### DIRECTIVE 1
In the gdalxarray project description, restate the paragraph beginning "gdalxarray is a thin bridge" as a short bulleted list that keeps its main facts.
——
Skip to main content

xarray extension for GDAL

Project description

gdalxarray

PyPI License

An xarray backend powered directly by GDAL.

import xarray as xr
ds = xr.open_dataset(path_or_uri, engine="gdalxarray")

gdalxarray is a thin bridge between GDAL's reading capabilities- classic raster, multidimensional, and any of the virtualized stores GDAL knows about- and xarray's labelled-array model. Lazy by default, optionally Dask-chunked, with native CRS and CF time handling.

Installation

GDAL has no usable PyPI wheels, so pip install gdalxarray alone is not enough. You need a working osgeo.gdal Python binding first. The recommended paths, in order of friction:

  • conda-forge (cross-platform, just works): mamba install -c conda-forge gdal
  • Docker image with GDAL preinstalled (e.g. ghcr.io/hypertidy/gdal-r-python:latest)
——
### DIRECTIVE 2
Format the listing lines from the start of the listing through the line containing "- terminal-icon: >_: [328, 7, 356, 30]", inclusive, as a JSON list of strings. Use one string per line and omit blank lines.

### INPUT MATERIAL
——
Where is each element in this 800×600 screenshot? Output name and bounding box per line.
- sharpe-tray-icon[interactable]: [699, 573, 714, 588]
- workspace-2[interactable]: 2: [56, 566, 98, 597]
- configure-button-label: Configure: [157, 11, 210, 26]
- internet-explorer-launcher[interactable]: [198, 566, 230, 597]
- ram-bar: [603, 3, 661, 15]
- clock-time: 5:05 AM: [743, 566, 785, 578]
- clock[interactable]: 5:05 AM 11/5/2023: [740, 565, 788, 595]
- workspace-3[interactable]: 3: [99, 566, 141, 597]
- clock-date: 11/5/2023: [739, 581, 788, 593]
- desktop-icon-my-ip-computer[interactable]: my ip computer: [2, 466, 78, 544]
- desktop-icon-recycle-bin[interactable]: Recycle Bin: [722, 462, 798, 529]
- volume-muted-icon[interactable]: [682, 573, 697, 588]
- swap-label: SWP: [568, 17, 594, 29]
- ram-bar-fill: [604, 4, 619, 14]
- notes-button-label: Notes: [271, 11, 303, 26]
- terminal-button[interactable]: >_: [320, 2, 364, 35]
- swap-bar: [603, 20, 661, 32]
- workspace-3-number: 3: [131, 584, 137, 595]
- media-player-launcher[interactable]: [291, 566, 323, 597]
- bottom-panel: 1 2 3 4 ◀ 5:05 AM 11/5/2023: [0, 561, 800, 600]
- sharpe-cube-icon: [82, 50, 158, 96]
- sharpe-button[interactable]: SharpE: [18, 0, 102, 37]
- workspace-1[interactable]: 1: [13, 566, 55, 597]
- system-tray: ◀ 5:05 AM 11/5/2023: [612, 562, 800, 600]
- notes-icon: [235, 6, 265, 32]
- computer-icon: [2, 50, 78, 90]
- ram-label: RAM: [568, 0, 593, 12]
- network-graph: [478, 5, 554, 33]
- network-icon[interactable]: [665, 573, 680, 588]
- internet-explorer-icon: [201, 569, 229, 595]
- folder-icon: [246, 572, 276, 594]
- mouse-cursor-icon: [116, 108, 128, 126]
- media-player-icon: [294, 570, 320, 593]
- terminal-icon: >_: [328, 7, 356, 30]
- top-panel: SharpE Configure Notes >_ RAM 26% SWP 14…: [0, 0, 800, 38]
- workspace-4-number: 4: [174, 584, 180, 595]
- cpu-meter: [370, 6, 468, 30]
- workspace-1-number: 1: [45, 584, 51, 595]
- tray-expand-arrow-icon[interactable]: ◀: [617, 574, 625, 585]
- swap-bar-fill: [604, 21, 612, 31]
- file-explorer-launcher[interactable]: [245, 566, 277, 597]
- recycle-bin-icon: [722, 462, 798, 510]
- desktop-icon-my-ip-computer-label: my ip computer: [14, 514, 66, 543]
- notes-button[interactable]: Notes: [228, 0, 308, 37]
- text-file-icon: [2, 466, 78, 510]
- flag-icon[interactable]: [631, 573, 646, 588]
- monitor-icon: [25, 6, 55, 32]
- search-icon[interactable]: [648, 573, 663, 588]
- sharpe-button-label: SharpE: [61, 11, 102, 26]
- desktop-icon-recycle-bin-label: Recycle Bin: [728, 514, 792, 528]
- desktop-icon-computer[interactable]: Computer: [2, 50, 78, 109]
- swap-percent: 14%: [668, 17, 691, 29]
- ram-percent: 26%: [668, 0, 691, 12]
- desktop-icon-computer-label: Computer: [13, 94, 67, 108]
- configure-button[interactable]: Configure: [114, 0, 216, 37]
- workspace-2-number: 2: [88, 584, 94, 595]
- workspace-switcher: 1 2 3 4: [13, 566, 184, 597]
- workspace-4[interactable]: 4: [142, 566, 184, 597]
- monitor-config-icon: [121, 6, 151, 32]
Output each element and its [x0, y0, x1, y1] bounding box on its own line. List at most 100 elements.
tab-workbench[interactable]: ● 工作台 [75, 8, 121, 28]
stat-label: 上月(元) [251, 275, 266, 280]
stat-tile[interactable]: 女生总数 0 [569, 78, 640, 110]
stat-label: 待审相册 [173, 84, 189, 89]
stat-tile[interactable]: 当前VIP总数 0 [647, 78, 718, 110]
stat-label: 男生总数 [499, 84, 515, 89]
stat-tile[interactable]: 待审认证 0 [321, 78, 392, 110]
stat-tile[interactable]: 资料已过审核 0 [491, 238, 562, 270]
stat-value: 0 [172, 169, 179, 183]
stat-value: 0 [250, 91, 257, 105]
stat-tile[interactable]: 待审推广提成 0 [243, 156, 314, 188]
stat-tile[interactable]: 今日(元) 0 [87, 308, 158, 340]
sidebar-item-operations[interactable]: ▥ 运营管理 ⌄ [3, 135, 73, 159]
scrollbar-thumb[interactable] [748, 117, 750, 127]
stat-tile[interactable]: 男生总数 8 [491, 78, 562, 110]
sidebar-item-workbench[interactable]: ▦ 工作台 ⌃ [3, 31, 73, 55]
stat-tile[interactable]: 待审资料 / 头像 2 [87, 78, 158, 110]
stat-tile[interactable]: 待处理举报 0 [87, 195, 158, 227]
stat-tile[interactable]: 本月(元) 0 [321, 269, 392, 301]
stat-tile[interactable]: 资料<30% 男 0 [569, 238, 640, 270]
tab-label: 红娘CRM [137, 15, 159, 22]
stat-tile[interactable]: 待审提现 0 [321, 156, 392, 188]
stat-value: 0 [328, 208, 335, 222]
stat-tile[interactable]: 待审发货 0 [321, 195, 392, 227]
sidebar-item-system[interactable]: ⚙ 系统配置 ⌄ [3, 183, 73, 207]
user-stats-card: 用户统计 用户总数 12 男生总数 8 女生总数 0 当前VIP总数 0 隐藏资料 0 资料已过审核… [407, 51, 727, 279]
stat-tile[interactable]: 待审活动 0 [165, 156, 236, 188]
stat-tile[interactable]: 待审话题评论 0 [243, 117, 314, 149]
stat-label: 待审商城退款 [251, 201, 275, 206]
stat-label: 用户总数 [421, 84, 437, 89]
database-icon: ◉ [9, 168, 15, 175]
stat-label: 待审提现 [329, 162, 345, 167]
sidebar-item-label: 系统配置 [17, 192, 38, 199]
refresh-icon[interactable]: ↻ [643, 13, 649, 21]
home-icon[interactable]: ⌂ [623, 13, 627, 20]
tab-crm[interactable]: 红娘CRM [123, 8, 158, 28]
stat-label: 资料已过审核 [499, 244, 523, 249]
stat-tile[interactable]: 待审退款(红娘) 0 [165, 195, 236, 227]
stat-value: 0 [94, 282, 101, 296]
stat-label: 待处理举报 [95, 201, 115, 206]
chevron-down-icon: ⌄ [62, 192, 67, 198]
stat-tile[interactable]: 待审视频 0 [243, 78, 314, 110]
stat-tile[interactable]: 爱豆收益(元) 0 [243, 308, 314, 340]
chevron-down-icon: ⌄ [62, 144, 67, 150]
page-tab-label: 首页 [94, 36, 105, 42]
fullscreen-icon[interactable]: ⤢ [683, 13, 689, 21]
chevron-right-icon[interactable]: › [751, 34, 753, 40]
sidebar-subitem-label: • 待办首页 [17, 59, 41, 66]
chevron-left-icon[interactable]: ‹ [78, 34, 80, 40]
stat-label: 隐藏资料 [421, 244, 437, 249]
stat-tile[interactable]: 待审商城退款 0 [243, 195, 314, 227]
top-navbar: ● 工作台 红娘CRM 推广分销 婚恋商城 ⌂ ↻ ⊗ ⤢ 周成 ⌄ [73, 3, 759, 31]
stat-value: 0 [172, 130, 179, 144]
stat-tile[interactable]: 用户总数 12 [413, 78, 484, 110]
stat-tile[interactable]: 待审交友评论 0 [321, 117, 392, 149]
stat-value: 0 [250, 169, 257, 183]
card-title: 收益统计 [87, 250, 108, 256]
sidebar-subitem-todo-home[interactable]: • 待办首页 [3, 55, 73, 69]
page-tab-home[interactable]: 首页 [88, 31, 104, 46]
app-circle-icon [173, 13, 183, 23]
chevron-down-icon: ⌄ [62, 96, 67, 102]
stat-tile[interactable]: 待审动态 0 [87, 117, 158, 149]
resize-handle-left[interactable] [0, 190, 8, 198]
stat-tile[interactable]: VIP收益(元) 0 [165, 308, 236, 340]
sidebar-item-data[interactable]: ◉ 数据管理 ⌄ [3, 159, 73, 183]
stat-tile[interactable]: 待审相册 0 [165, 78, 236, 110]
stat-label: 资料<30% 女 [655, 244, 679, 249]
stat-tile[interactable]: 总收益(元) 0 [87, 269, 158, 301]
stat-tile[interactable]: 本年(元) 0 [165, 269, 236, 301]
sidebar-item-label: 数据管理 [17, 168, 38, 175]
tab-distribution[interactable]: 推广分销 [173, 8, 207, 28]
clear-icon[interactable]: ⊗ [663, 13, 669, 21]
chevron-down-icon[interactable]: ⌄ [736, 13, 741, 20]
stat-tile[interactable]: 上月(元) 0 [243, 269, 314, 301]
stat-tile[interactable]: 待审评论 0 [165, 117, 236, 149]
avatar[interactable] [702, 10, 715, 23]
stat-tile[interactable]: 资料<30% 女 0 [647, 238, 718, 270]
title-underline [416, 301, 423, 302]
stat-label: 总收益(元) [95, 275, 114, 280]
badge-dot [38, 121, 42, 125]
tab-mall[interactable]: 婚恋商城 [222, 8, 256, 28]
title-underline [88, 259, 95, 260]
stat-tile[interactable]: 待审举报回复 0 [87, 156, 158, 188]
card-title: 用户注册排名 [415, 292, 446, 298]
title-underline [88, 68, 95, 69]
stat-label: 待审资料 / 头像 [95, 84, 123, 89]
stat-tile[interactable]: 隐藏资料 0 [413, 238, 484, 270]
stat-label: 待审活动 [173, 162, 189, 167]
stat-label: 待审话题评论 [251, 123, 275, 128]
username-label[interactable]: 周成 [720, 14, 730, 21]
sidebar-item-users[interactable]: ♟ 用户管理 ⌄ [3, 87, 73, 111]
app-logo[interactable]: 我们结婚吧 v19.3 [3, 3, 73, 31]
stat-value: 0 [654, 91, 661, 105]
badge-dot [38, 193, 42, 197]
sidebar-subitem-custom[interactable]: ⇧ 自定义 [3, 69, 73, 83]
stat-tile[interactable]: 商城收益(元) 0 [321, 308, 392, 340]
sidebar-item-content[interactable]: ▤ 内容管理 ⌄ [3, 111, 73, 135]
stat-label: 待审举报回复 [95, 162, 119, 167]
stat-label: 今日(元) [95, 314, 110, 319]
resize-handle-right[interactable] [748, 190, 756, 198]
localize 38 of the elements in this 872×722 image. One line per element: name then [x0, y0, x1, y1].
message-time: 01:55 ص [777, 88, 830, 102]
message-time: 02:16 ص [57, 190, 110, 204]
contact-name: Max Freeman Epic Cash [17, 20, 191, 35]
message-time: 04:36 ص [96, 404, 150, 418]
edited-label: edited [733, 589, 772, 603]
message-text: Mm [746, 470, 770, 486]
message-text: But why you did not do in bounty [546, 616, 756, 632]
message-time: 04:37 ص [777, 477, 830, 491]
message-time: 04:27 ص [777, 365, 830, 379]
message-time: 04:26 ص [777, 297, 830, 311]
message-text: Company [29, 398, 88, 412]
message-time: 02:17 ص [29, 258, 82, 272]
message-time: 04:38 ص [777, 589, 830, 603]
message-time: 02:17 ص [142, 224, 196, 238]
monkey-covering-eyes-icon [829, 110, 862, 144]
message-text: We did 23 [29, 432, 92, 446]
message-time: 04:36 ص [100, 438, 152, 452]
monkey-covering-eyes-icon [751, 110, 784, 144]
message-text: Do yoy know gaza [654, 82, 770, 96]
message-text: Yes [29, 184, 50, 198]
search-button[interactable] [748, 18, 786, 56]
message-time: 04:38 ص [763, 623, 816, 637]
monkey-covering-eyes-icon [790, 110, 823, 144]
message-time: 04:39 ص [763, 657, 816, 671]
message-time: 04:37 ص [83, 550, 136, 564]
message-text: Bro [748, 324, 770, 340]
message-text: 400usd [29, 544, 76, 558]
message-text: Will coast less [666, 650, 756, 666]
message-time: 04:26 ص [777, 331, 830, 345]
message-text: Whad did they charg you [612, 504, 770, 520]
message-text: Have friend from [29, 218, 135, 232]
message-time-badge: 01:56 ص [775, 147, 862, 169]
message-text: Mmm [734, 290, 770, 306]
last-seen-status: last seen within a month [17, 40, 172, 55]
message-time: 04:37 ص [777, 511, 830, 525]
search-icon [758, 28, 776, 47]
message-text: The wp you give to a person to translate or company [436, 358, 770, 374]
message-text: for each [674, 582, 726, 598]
——
### OUTPUT 1
- gdalxarray links GDAL's reading capabilities (classic raster, multidimensional, and any virtualized store GDAL knows about) with xarray's labelled-array model.
- It is lazy by default.
- It can optionally use Dask chunking.
- It handles CRS and CF time natively.

### OUTPUT 2
[
  "Where is each element in this 800×600 screenshot? Output name and bounding box per line.",
  "- sharpe-tray-icon[interactable]: [699, 573, 714, 588]",
  "- workspace-2[interactable]: 2: [56, 566, 98, 597]",
  "- configure-button-label: Configure: [157, 11, 210, 26]",
  "- internet-explorer-launcher[interactable]: [198, 566, 230, 597]",
  "- ram-bar: [603, 3, 661, 15]",
  "- clock-time: 5:05 AM: [743, 566, 785, 578]",
  "- clock[interactable]: 5:05 AM 11/5/2023: [740, 565, 788, 595]",
  "- workspace-3[interactable]: 3: [99, 566, 141, 597]",
  "- clock-date: 11/5/2023: [739, 581, 788, 593]",
  "- desktop-icon-my-ip-computer[interactable]: my ip computer: [2, 466, 78, 544]",
  "- desktop-icon-recycle-bin[interactable]: Recycle Bin: [722, 462, 798, 529]",
  "- volume-muted-icon[interactable]: [682, 573, 697, 588]",
  "- swap-label: SWP: [568, 17, 594, 29]",
  "- ram-bar-fill: [604, 4, 619, 14]",
  "- notes-button-label: Notes: [271, 11, 303, 26]",
  "- terminal-button[interactable]: >_: [320, 2, 364, 35]",
  "- swap-bar: [603, 20, 661, 32]",
  "- workspace-3-number: 3: [131, 584, 137, 595]",
  "- media-player-launcher[interactable]: [291, 566, 323, 597]",
  "- bottom-panel: 1 2 3 4 ◀ 5:05 AM 11/5/2023: [0, 561, 800, 600]",
  "- sharpe-cube-icon: [82, 50, 158, 96]",
  "- sharpe-button[interactable]: SharpE: [18, 0, 102, 37]",
  "- workspace-1[interactable]: 1: [13, 566, 55, 597]",
  "- system-tray: ◀ 5:05 AM 11/5/2023: [612, 562, 800, 600]",
  "- notes-icon: [235, 6, 265, 32]",
  "- computer-icon: [2, 50, 78, 90]",
  "- ram-label: RAM: [568, 0, 593, 12]",
  "- network-graph: [478, 5, 554, 33]",
  "- network-icon[interactable]: [665, 573, 680, 588]",
  "- internet-explorer-icon: [201, 569, 229, 595]",
  "- folder-icon: [246, 572, 276, 594]",
  "- mouse-cursor-icon: [116, 108, 128, 126]",
  "- media-player-icon: [294, 570, 320, 593]",
  "- terminal-icon: >_: [328, 7, 356, 30]"
]